BEGIN

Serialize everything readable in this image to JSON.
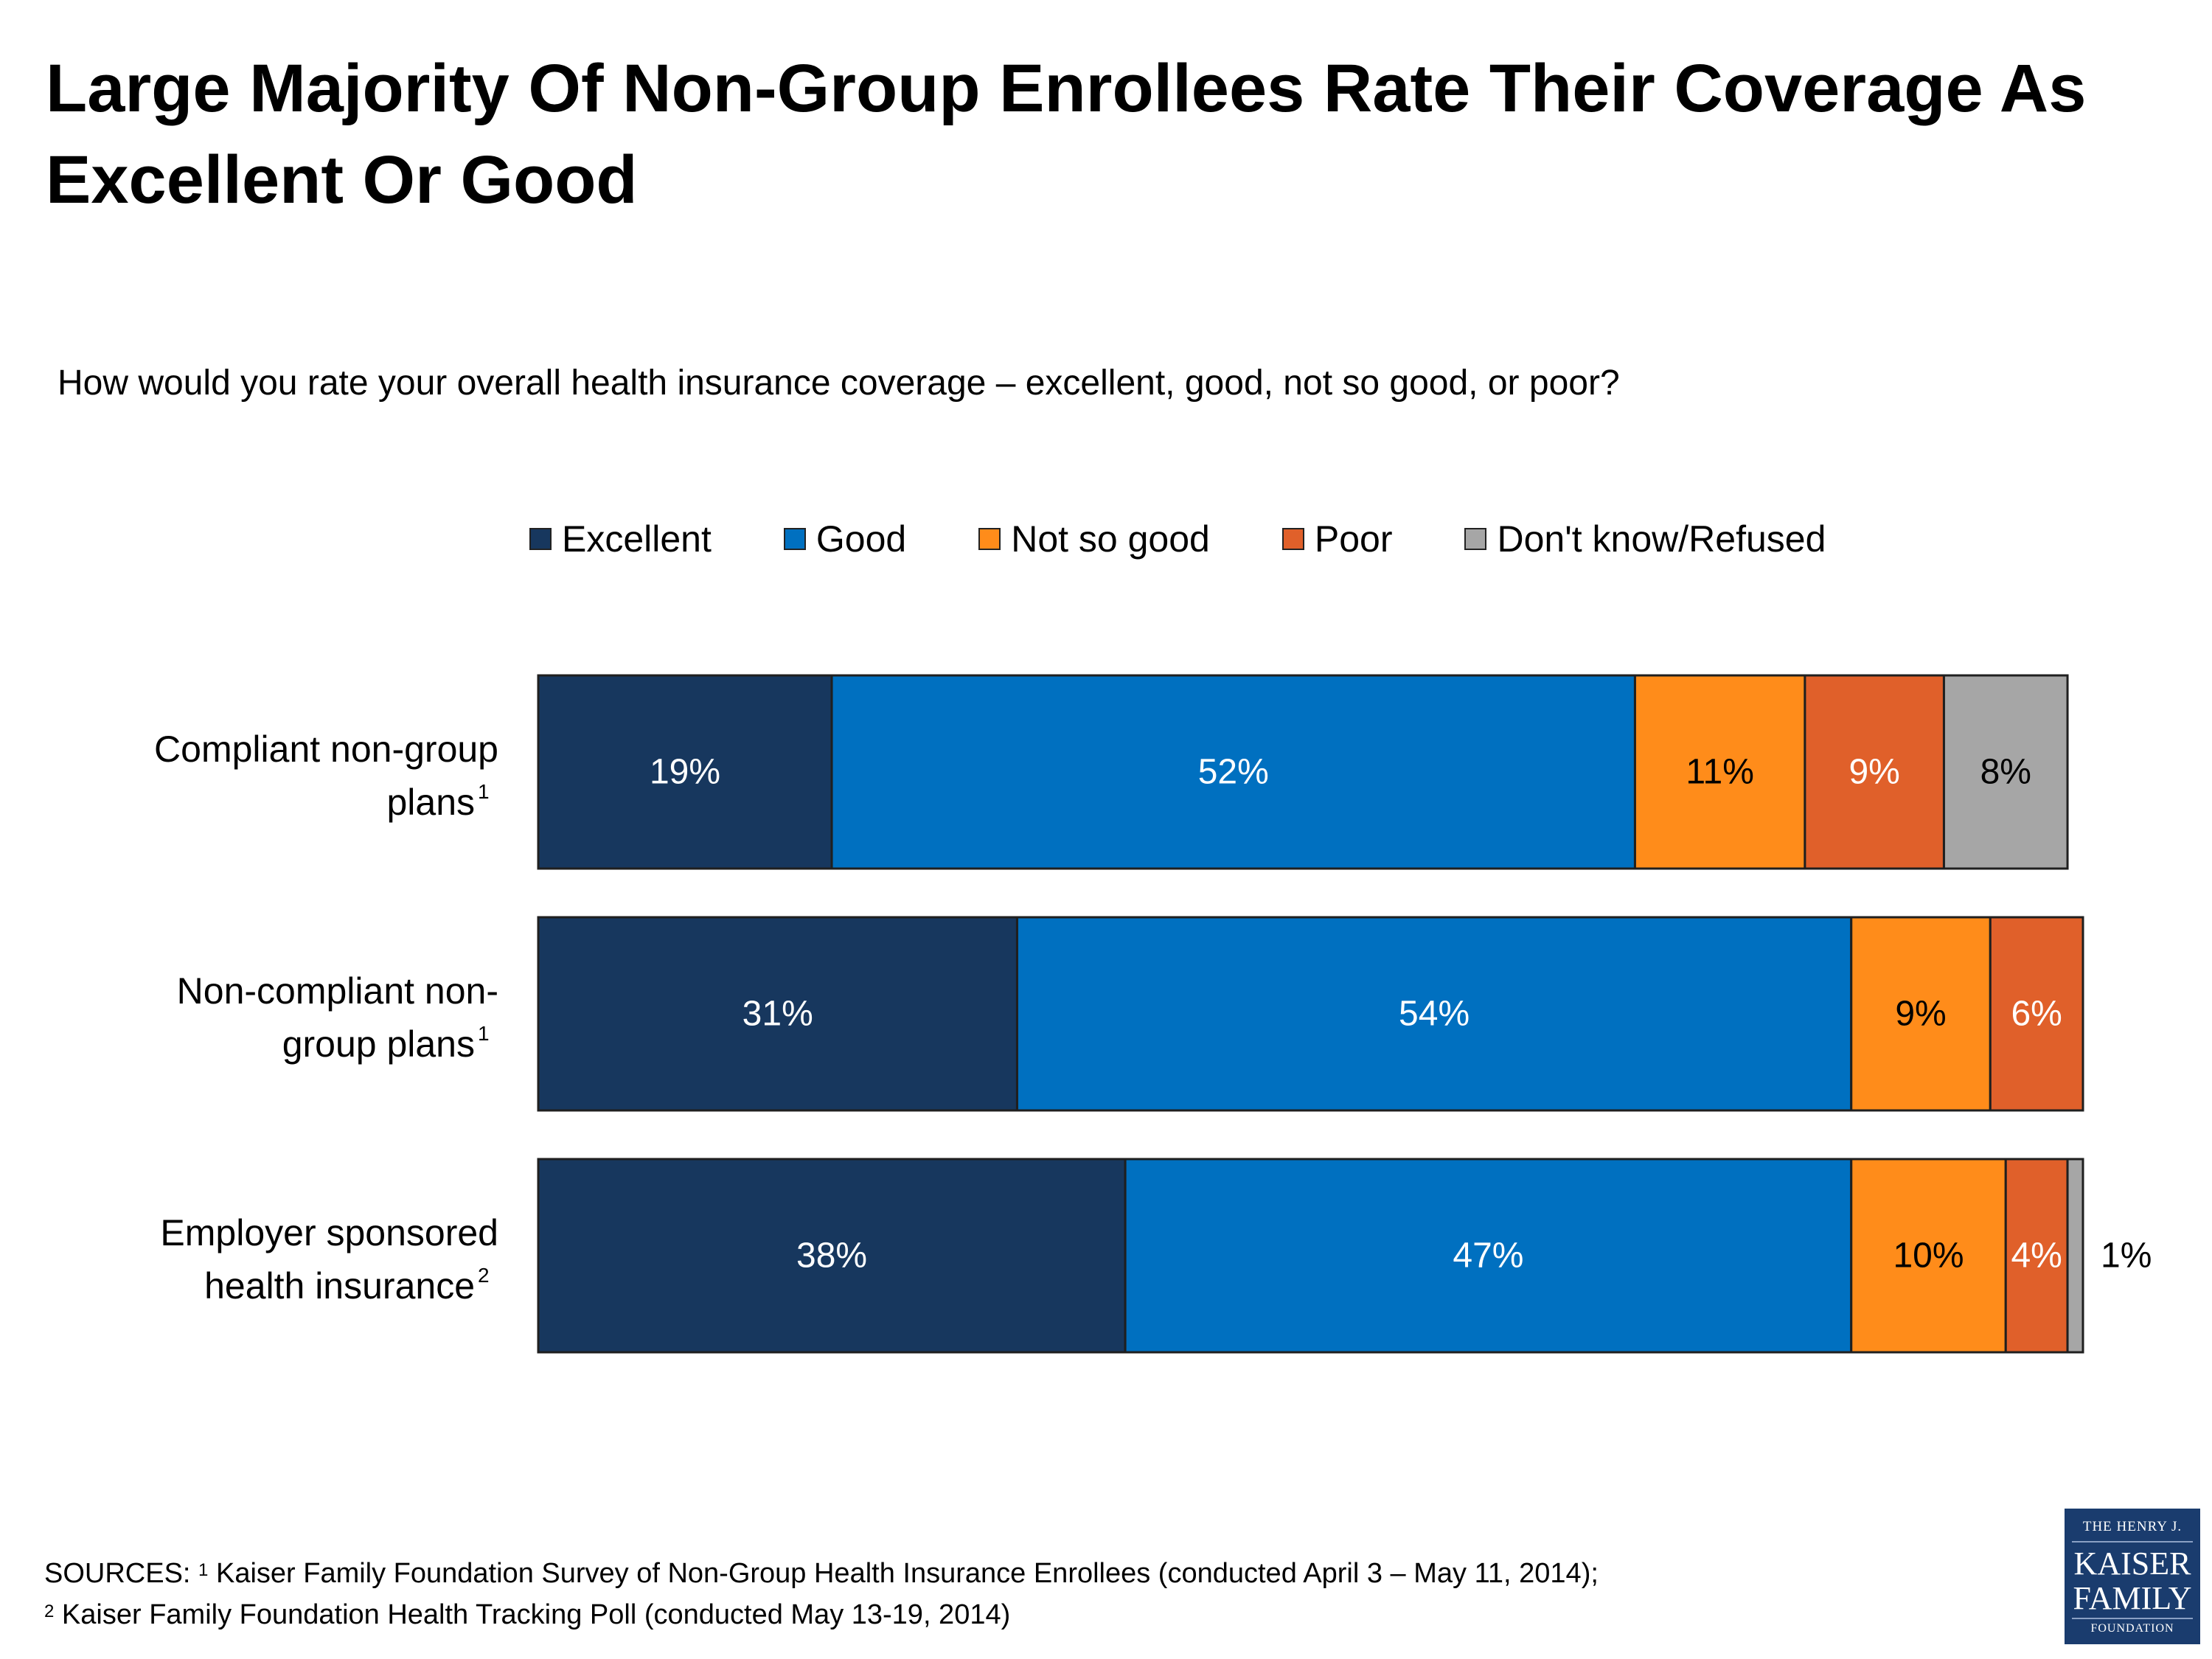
{
  "title": "Large Majority Of Non-Group Enrollees Rate Their Coverage As Excellent Or Good",
  "subtitle": "How would you rate your overall health insurance coverage – excellent, good, not so good, or poor?",
  "colors": {
    "Excellent": "#17375e",
    "Good": "#0070c0",
    "Not so good": "#ff8c1a",
    "Poor": "#e0602a",
    "Don't know/Refused": "#a6a6a6",
    "border": "#1f1f1f"
  },
  "chart_data": {
    "type": "bar",
    "orientation": "horizontal",
    "stacked": true,
    "categories": [
      {
        "label": "Compliant non-group plans",
        "sup": "1"
      },
      {
        "label": "Non-compliant non-group plans",
        "sup": "1"
      },
      {
        "label": "Employer sponsored health insurance",
        "sup": "2"
      }
    ],
    "series": [
      {
        "name": "Excellent",
        "values": [
          19,
          31,
          38
        ]
      },
      {
        "name": "Good",
        "values": [
          52,
          54,
          47
        ]
      },
      {
        "name": "Not so good",
        "values": [
          11,
          9,
          10
        ]
      },
      {
        "name": "Poor",
        "values": [
          9,
          6,
          4
        ]
      },
      {
        "name": "Don't know/Refused",
        "values": [
          8,
          0,
          1
        ]
      }
    ],
    "value_suffix": "%",
    "legend_position": "top",
    "grid": false
  },
  "footer": {
    "sources_label": "SOURCES:",
    "source1_sup": "1",
    "source1": "Kaiser Family Foundation Survey of Non-Group Health Insurance Enrollees (conducted April 3 – May 11, 2014);",
    "source2_sup": "2",
    "source2": "Kaiser Family Foundation Health Tracking Poll (conducted May 13-19, 2014)"
  },
  "logo": {
    "line1": "THE HENRY J.",
    "line2": "KAISER",
    "line3": "FAMILY",
    "line4": "FOUNDATION"
  }
}
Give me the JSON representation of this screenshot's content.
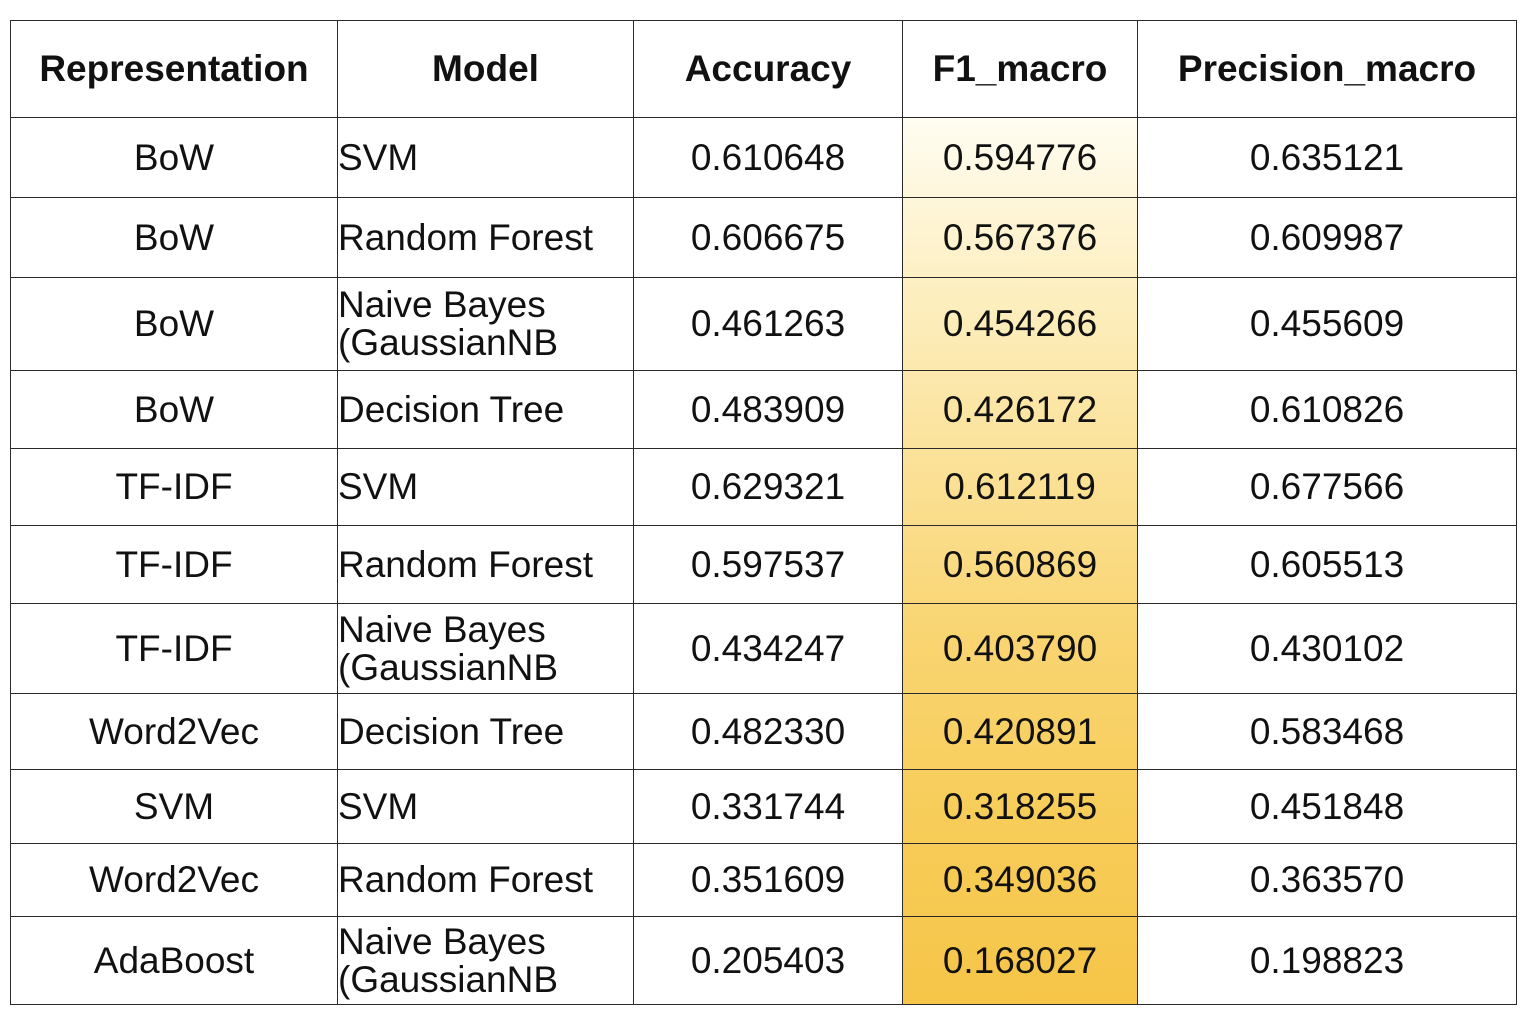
{
  "table": {
    "headers": [
      "Representation",
      "Model",
      "Accuracy",
      "F1_macro",
      "Precision_macro"
    ],
    "rows": [
      {
        "representation": "BoW",
        "model": "SVM",
        "accuracy": "0.610648",
        "f1_macro": "0.594776",
        "precision_macro": "0.635121"
      },
      {
        "representation": "BoW",
        "model": "Random Forest",
        "accuracy": "0.606675",
        "f1_macro": "0.567376",
        "precision_macro": "0.609987"
      },
      {
        "representation": "BoW",
        "model": "Naive Bayes\n(GaussianNB",
        "accuracy": "0.461263",
        "f1_macro": "0.454266",
        "precision_macro": "0.455609"
      },
      {
        "representation": "BoW",
        "model": "Decision Tree",
        "accuracy": "0.483909",
        "f1_macro": "0.426172",
        "precision_macro": "0.610826"
      },
      {
        "representation": "TF-IDF",
        "model": "SVM",
        "accuracy": "0.629321",
        "f1_macro": "0.612119",
        "precision_macro": "0.677566"
      },
      {
        "representation": "TF-IDF",
        "model": "Random Forest",
        "accuracy": "0.597537",
        "f1_macro": "0.560869",
        "precision_macro": "0.605513"
      },
      {
        "representation": "TF-IDF",
        "model": "Naive Bayes\n(GaussianNB",
        "accuracy": "0.434247",
        "f1_macro": "0.403790",
        "precision_macro": "0.430102"
      },
      {
        "representation": "Word2Vec",
        "model": "Decision Tree",
        "accuracy": "0.482330",
        "f1_macro": "0.420891",
        "precision_macro": "0.583468"
      },
      {
        "representation": "SVM",
        "model": "SVM",
        "accuracy": "0.331744",
        "f1_macro": "0.318255",
        "precision_macro": "0.451848"
      },
      {
        "representation": "Word2Vec",
        "model": "Random Forest",
        "accuracy": "0.351609",
        "f1_macro": "0.349036",
        "precision_macro": "0.363570"
      },
      {
        "representation": "AdaBoost",
        "model": "Naive Bayes\n(GaussianNB",
        "accuracy": "0.205403",
        "f1_macro": "0.168027",
        "precision_macro": "0.198823"
      }
    ]
  },
  "colors": {
    "highlight_top": "#fffdf2",
    "highlight_bottom": "#f6c548",
    "border": "#2a2a2a"
  }
}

END

**Aim of the exercise**
Of all the lines in the data above, state how many include "Enrollees". Say only the number.

**Reply**
2